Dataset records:
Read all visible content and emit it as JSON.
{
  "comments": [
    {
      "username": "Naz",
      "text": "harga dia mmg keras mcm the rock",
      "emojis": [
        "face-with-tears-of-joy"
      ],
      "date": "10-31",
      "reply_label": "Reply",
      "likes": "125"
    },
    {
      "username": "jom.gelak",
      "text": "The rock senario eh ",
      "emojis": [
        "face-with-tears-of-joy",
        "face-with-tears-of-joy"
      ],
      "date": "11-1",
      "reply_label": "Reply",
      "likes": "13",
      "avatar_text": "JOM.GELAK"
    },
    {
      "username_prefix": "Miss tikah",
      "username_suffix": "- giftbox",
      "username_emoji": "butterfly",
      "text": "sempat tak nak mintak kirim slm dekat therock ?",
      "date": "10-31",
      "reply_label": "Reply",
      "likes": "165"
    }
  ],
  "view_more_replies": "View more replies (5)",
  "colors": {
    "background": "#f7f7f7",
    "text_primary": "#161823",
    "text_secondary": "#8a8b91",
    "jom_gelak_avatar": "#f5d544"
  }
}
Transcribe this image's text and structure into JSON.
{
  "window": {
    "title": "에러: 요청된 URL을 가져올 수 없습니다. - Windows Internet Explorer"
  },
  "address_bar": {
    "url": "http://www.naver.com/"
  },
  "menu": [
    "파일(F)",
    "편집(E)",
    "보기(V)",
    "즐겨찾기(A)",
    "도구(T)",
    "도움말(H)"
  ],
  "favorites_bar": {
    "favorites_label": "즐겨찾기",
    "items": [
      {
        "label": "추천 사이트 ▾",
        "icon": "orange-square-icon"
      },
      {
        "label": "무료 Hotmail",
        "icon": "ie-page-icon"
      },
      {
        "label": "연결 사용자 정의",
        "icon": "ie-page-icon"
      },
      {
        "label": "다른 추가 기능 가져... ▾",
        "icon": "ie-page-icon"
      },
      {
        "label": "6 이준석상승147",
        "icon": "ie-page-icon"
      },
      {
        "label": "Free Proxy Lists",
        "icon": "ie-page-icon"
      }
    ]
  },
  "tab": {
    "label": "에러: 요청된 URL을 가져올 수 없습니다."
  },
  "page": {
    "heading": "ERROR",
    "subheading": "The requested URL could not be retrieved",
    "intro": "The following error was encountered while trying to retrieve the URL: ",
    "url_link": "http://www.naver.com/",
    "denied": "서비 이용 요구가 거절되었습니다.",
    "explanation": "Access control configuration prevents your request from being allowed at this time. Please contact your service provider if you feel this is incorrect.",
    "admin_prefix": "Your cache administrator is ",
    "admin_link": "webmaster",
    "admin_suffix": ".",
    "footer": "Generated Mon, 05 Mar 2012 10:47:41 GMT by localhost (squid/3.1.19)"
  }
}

■ **Problem**
Your task is to give the records above again, exactly.

■ **Exercise response**
Read all visible content and emit it as JSON.
{
  "comments": [
    {
      "username": "Naz",
      "text": "harga dia mmg keras mcm the rock",
      "emojis": [
        "face-with-tears-of-joy"
      ],
      "date": "10-31",
      "reply_label": "Reply",
      "likes": "125"
    },
    {
      "username": "jom.gelak",
      "text": "The rock senario eh ",
      "emojis": [
        "face-with-tears-of-joy",
        "face-with-tears-of-joy"
      ],
      "date": "11-1",
      "reply_label": "Reply",
      "likes": "13",
      "avatar_text": "JOM.GELAK"
    },
    {
      "username_prefix": "Miss tikah",
      "username_suffix": "- giftbox",
      "username_emoji": "butterfly",
      "text": "sempat tak nak mintak kirim slm dekat therock ?",
      "date": "10-31",
      "reply_label": "Reply",
      "likes": "165"
    }
  ],
  "view_more_replies": "View more replies (5)",
  "colors": {
    "background": "#f7f7f7",
    "text_primary": "#161823",
    "text_secondary": "#8a8b91",
    "jom_gelak_avatar": "#f5d544"
  }
}
Transcribe this image's text and structure into JSON.
{
  "window": {
    "title": "에러: 요청된 URL을 가져올 수 없습니다. - Windows Internet Explorer"
  },
  "address_bar": {
    "url": "http://www.naver.com/"
  },
  "menu": [
    "파일(F)",
    "편집(E)",
    "보기(V)",
    "즐겨찾기(A)",
    "도구(T)",
    "도움말(H)"
  ],
  "favorites_bar": {
    "favorites_label": "즐겨찾기",
    "items": [
      {
        "label": "추천 사이트 ▾",
        "icon": "orange-square-icon"
      },
      {
        "label": "무료 Hotmail",
        "icon": "ie-page-icon"
      },
      {
        "label": "연결 사용자 정의",
        "icon": "ie-page-icon"
      },
      {
        "label": "다른 추가 기능 가져... ▾",
        "icon": "ie-page-icon"
      },
      {
        "label": "6 이준석상승147",
        "icon": "ie-page-icon"
      },
      {
        "label": "Free Proxy Lists",
        "icon": "ie-page-icon"
      }
    ]
  },
  "tab": {
    "label": "에러: 요청된 URL을 가져올 수 없습니다."
  },
  "page": {
    "heading": "ERROR",
    "subheading": "The requested URL could not be retrieved",
    "intro": "The following error was encountered while trying to retrieve the URL: ",
    "url_link": "http://www.naver.com/",
    "denied": "서비 이용 요구가 거절되었습니다.",
    "explanation": "Access control configuration prevents your request from being allowed at this time. Please contact your service provider if you feel this is incorrect.",
    "admin_prefix": "Your cache administrator is ",
    "admin_link": "webmaster",
    "admin_suffix": ".",
    "footer": "Generated Mon, 05 Mar 2012 10:47:41 GMT by localhost (squid/3.1.19)"
  }
}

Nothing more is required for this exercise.